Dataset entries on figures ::
##############################

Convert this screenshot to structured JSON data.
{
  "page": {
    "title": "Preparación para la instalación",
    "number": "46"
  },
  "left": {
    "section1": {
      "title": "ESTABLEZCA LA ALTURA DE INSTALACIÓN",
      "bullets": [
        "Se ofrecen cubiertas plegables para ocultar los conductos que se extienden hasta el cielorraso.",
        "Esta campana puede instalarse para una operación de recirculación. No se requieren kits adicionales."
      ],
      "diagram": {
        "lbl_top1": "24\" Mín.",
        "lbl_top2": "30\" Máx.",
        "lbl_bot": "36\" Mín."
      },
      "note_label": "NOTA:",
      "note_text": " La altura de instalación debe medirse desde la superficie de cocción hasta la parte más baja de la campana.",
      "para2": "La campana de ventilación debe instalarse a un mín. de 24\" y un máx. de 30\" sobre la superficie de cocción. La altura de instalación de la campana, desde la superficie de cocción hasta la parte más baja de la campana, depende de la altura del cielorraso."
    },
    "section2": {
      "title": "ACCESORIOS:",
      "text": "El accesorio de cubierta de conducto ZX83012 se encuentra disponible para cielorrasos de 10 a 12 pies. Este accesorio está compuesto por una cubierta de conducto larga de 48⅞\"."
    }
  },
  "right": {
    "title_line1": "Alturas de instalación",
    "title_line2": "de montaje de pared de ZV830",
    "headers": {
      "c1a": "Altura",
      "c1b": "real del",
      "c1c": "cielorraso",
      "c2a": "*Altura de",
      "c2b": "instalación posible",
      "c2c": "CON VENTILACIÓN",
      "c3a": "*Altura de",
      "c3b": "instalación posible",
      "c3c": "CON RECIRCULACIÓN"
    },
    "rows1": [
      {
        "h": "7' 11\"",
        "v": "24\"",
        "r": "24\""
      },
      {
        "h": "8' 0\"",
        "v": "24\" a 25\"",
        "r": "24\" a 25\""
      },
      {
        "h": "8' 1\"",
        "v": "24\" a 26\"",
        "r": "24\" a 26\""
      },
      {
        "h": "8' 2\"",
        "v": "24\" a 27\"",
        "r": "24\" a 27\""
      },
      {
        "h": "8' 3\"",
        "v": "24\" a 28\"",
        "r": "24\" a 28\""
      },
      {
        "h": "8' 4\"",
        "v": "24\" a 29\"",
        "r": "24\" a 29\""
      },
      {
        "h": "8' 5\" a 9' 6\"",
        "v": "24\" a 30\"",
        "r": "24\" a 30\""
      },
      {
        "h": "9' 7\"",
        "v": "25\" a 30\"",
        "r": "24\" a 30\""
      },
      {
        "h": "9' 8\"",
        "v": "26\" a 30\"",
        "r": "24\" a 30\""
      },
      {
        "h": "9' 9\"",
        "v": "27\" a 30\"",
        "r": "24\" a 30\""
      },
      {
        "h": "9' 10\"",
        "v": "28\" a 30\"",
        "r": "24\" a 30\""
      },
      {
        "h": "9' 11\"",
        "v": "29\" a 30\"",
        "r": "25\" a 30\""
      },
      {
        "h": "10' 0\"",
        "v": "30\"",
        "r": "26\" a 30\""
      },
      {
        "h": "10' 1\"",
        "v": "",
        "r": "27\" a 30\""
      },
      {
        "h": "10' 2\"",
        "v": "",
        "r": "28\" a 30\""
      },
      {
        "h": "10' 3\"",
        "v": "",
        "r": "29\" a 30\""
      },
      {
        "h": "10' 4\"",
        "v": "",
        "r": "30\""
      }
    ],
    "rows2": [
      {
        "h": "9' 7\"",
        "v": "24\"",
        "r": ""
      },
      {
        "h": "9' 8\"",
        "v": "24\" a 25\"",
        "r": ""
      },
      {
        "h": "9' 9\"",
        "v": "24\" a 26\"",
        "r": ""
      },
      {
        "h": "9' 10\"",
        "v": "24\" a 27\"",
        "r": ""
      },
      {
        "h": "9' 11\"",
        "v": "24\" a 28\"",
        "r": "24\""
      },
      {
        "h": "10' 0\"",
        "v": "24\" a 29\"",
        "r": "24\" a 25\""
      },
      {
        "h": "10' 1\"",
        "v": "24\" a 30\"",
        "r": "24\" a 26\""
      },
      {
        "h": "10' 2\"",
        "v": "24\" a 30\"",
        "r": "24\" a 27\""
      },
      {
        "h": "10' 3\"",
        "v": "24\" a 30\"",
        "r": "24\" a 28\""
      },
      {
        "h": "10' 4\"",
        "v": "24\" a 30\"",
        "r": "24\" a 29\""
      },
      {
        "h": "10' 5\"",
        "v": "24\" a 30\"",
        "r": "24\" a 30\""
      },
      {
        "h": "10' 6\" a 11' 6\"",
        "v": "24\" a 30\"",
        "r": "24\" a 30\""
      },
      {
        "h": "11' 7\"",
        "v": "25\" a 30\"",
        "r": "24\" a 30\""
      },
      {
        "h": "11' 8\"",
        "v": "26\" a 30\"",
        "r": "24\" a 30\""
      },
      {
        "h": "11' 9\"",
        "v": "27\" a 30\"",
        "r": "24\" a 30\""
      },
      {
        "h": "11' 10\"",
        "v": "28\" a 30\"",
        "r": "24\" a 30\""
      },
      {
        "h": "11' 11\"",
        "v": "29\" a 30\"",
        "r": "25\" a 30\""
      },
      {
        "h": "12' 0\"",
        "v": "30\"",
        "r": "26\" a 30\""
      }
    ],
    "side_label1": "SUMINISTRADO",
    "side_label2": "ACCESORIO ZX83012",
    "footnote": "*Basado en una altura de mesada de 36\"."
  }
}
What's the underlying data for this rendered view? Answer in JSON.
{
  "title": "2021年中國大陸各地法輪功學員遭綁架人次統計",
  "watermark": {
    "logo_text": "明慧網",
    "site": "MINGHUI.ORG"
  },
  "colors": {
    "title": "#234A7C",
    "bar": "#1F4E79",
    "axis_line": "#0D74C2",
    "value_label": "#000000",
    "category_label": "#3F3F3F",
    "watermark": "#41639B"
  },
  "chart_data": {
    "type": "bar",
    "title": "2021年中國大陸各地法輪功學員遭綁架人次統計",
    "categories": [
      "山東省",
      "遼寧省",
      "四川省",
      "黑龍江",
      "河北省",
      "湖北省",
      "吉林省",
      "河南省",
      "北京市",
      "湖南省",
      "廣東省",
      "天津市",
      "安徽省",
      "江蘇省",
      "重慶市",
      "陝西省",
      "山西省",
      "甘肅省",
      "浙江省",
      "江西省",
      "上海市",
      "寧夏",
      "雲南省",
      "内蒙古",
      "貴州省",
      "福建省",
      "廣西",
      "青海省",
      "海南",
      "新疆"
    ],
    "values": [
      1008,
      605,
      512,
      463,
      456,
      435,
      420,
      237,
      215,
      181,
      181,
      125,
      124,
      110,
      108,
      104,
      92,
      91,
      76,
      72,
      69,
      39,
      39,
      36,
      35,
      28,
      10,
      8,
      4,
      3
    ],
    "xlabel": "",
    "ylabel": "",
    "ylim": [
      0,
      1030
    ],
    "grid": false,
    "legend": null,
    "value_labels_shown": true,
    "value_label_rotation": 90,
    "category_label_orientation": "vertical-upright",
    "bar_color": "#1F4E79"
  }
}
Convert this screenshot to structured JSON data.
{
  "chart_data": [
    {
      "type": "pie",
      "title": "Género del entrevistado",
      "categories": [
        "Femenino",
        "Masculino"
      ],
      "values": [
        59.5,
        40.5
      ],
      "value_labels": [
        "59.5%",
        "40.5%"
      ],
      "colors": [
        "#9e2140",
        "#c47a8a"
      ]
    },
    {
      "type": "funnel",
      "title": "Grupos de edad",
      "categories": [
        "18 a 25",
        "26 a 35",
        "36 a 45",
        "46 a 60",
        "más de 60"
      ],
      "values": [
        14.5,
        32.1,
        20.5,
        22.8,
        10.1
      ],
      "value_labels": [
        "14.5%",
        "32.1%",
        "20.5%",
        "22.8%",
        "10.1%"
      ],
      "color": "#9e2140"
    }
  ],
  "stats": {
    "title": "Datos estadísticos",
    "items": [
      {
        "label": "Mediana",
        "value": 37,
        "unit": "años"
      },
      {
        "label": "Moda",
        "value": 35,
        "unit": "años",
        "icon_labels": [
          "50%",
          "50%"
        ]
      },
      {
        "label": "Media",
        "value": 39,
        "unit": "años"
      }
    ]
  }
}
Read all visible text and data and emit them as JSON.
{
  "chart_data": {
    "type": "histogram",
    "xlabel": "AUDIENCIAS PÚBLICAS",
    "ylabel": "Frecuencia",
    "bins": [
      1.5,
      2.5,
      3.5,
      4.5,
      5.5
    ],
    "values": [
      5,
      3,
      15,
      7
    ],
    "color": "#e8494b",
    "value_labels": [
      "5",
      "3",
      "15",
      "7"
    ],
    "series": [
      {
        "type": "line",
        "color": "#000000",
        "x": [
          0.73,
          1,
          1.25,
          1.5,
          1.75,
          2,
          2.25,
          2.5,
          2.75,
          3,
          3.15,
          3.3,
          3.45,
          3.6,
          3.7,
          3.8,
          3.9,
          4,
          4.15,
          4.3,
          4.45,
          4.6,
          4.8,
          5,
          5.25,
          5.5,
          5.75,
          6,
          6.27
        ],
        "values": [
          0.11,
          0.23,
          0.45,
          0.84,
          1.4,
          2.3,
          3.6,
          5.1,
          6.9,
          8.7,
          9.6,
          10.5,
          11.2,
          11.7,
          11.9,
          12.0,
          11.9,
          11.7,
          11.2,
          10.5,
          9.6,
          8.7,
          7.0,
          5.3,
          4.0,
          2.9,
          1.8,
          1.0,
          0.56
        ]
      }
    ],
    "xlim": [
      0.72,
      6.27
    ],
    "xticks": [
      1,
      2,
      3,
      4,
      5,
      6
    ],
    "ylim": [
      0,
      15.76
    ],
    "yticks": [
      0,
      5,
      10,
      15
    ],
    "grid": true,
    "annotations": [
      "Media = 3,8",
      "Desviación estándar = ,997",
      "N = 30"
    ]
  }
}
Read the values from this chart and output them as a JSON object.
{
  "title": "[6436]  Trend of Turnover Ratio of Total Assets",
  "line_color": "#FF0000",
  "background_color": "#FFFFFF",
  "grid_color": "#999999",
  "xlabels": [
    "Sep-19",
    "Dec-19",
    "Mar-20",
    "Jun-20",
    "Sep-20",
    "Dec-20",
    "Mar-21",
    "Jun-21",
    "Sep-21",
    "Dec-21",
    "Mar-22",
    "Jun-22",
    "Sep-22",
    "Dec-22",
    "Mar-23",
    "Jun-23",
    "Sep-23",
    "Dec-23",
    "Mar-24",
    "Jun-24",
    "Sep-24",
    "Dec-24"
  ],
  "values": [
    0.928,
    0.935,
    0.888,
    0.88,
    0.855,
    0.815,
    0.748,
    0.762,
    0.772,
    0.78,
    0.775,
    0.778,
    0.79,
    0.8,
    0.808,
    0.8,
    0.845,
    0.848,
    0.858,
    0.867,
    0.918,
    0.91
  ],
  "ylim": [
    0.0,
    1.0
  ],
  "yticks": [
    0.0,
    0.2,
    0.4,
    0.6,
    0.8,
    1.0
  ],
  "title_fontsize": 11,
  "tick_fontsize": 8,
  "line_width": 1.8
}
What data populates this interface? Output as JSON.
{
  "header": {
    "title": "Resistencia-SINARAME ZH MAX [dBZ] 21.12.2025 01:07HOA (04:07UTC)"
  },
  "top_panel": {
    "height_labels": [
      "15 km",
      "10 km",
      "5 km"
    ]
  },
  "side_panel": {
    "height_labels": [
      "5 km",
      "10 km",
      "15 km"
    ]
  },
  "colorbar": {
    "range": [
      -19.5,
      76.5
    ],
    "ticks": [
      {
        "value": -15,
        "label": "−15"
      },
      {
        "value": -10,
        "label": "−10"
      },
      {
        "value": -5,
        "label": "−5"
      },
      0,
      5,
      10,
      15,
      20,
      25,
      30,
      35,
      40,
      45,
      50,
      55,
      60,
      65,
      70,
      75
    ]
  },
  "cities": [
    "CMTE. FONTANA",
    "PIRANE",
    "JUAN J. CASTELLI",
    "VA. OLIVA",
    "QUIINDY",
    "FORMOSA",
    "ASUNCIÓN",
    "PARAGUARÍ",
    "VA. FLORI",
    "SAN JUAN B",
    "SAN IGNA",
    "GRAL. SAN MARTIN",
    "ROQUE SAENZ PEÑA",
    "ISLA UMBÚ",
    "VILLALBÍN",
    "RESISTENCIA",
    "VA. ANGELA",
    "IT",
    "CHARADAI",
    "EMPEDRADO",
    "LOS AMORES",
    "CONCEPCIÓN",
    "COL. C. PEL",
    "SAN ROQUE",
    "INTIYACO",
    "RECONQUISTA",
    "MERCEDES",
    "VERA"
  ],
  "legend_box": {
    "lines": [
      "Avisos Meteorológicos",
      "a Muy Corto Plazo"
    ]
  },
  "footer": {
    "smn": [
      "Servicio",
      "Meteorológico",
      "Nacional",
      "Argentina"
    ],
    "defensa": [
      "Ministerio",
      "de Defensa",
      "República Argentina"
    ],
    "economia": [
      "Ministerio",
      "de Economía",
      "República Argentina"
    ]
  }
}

##############################

Work required :: Reproduce each line holding the word "type".

Finished exercise ::
    "type": "bar",
      "type": "pie",
      "type": "funnel",
    "type": "histogram",
        "type": "line",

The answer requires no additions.